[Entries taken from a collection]

◆ ◆ ◆

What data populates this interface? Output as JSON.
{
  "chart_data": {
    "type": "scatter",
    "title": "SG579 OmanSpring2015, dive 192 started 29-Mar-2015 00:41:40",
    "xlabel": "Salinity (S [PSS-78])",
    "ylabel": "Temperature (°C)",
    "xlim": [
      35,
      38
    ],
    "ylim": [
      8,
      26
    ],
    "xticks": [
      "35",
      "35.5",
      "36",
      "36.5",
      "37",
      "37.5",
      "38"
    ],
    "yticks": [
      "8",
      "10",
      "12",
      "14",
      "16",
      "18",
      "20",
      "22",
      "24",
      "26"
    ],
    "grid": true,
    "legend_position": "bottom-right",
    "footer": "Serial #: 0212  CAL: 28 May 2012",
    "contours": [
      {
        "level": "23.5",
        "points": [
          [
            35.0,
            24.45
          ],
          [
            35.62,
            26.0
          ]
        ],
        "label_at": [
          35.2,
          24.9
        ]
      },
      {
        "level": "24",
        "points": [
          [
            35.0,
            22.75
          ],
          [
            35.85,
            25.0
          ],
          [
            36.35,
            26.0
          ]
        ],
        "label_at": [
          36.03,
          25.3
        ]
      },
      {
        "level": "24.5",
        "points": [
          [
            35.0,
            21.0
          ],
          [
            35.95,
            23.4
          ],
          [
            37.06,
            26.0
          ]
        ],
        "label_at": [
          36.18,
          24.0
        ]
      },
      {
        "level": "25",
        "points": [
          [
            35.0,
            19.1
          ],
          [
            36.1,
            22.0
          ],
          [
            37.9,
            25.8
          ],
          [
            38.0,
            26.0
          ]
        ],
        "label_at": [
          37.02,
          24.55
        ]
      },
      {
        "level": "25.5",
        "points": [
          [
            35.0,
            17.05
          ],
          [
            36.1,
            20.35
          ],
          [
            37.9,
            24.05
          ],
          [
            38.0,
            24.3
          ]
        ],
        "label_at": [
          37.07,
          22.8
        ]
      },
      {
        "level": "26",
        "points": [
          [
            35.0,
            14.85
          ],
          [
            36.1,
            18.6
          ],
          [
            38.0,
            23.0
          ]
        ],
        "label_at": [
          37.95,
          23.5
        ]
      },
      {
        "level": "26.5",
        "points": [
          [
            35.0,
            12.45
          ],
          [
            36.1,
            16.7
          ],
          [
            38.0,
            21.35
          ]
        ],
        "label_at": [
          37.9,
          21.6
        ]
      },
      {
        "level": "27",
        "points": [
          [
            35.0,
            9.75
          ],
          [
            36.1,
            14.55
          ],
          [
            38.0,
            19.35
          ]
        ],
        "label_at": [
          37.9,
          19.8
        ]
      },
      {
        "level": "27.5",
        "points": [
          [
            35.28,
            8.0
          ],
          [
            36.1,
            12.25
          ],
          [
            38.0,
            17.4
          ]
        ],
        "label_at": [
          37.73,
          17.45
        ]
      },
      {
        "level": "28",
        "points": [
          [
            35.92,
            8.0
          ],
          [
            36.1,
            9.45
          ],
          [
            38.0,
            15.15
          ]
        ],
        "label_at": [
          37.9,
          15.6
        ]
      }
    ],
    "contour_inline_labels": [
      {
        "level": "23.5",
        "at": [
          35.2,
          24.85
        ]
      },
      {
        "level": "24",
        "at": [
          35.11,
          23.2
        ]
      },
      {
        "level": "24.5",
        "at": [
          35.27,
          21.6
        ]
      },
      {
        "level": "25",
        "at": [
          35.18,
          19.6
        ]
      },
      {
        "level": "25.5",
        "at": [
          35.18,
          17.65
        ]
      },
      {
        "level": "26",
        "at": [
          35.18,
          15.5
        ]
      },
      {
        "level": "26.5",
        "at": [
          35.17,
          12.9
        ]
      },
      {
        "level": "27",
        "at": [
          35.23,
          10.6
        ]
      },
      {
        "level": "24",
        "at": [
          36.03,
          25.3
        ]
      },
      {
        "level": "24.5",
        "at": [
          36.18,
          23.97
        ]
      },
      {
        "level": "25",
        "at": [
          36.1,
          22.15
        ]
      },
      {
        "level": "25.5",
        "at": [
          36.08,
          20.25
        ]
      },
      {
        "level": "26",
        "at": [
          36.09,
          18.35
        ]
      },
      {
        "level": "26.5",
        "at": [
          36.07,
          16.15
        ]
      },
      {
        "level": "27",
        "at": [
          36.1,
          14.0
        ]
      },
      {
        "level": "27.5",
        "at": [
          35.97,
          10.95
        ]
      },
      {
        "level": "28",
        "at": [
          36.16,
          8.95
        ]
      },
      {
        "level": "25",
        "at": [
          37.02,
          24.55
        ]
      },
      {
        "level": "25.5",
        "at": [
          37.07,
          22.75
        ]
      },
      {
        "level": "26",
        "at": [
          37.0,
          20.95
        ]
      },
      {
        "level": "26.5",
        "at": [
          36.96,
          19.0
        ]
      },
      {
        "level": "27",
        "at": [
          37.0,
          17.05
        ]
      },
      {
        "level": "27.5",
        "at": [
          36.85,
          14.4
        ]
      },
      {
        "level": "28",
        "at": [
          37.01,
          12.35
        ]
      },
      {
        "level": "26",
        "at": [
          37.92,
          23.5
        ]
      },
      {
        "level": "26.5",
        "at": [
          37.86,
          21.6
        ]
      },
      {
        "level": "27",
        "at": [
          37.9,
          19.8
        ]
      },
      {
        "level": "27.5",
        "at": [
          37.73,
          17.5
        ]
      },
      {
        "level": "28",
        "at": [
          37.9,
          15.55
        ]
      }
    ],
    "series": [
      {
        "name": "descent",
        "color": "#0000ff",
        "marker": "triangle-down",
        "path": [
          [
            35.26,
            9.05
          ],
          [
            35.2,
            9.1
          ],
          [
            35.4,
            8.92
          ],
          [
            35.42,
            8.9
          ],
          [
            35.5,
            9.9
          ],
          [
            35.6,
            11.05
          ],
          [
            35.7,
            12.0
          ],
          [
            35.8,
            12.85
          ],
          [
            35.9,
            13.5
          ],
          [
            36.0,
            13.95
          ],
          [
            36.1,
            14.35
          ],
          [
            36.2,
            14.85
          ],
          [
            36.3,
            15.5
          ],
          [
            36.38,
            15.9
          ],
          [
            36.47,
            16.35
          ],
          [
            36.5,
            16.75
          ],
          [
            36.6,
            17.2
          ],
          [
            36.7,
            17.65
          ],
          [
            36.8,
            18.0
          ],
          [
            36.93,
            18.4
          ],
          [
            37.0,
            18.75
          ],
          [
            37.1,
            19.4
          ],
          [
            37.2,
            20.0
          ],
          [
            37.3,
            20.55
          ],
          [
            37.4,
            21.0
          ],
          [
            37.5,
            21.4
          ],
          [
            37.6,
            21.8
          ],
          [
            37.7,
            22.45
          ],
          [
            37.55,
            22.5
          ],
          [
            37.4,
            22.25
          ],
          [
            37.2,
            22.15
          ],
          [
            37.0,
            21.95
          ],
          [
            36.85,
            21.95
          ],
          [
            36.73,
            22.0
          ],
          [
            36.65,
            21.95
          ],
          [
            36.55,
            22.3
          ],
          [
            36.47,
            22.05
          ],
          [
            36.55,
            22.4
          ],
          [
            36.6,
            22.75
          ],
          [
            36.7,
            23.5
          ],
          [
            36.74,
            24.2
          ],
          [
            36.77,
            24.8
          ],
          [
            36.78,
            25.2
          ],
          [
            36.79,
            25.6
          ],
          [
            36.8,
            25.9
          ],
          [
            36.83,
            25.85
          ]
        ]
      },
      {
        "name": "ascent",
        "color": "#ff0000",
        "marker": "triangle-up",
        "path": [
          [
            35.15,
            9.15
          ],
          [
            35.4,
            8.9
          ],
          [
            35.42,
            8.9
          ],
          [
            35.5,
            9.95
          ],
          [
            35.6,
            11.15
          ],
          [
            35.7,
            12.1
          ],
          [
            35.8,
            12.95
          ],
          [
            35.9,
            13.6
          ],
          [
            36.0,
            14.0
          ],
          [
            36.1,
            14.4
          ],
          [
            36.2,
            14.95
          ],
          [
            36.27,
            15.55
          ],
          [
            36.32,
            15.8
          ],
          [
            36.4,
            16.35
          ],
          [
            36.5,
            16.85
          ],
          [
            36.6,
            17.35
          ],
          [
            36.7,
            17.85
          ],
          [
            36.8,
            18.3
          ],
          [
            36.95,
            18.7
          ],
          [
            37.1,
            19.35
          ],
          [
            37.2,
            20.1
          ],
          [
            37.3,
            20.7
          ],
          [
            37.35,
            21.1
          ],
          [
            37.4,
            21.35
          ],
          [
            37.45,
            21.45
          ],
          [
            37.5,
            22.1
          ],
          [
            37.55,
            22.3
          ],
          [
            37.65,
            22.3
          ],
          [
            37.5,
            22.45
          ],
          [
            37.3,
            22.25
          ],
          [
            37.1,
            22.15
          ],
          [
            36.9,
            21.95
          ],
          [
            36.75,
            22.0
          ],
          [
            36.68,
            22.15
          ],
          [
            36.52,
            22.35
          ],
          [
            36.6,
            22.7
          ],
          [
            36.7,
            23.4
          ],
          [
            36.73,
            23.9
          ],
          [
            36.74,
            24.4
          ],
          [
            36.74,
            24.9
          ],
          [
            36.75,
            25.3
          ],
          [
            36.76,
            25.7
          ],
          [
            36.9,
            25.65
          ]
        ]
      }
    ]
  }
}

◆ ◆ ◆

** Do this **
Keep only those lines of the records that hold "triangle", and return them.

** Answer to the problem **
        "marker": "triangle-down",
        "marker": "triangle-up",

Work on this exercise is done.